◆ What to work on ◆
For every line in the data below that contains "BRÜT", copy the line.

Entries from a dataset

· · ·

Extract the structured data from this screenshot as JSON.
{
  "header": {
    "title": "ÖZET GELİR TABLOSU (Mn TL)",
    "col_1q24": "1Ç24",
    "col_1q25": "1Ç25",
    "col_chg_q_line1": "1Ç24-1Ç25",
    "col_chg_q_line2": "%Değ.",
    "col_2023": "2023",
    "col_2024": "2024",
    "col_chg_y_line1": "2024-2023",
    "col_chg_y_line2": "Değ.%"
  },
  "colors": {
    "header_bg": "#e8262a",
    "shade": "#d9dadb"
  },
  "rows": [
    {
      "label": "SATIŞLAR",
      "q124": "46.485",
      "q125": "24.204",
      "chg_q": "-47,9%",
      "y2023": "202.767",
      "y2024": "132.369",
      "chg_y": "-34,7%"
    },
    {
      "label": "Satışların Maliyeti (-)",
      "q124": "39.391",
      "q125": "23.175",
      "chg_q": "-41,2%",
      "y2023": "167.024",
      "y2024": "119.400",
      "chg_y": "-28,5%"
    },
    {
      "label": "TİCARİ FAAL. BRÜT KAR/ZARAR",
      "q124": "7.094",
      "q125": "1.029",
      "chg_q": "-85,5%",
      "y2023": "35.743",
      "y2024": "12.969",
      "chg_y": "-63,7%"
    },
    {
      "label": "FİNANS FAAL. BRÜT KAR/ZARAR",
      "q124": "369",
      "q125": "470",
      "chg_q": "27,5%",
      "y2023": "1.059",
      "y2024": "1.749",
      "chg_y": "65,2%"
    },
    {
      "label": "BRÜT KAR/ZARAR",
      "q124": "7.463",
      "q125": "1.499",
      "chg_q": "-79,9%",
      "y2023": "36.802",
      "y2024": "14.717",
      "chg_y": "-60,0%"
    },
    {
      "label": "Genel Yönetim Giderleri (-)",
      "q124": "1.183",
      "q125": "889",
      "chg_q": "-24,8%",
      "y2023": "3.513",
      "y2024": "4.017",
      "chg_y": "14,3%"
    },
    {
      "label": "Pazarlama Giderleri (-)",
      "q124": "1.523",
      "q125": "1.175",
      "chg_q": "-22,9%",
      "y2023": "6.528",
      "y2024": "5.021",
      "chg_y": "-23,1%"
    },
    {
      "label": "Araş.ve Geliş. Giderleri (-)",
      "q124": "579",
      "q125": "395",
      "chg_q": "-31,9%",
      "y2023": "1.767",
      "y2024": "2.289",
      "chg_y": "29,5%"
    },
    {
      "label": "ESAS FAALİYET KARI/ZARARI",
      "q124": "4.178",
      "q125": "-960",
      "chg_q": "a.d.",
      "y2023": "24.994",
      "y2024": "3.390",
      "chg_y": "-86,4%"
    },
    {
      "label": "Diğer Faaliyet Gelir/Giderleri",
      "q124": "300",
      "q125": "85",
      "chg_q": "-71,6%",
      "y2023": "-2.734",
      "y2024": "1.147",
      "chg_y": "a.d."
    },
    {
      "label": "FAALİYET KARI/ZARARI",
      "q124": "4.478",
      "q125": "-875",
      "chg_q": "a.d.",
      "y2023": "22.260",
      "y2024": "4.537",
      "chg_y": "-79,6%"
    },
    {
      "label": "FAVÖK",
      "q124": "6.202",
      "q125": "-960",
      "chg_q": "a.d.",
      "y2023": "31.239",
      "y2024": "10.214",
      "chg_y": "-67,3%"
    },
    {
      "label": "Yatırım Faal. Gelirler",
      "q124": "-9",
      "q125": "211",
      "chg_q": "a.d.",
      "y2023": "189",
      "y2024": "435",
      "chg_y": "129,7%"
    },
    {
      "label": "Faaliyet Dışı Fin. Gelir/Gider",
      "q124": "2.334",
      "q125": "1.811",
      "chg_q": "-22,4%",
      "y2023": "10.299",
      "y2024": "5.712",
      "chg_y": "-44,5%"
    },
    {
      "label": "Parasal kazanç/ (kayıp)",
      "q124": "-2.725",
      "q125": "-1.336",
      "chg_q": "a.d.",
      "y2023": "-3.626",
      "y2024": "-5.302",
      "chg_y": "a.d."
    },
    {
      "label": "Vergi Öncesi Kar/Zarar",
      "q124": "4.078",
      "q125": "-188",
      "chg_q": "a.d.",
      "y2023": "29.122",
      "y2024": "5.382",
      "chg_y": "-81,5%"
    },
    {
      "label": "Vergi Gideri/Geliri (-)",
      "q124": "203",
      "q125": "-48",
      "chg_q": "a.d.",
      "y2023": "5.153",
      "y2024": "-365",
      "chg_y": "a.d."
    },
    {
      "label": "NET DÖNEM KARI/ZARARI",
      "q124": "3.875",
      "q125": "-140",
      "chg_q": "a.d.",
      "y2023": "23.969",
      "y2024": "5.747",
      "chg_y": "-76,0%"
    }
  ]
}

· · ·

◆ Result below ◆
      "label": "TİCARİ FAAL. BRÜT KAR/ZARAR",
      "label": "FİNANS FAAL. BRÜT KAR/ZARAR",
      "label": "BRÜT KAR/ZARAR",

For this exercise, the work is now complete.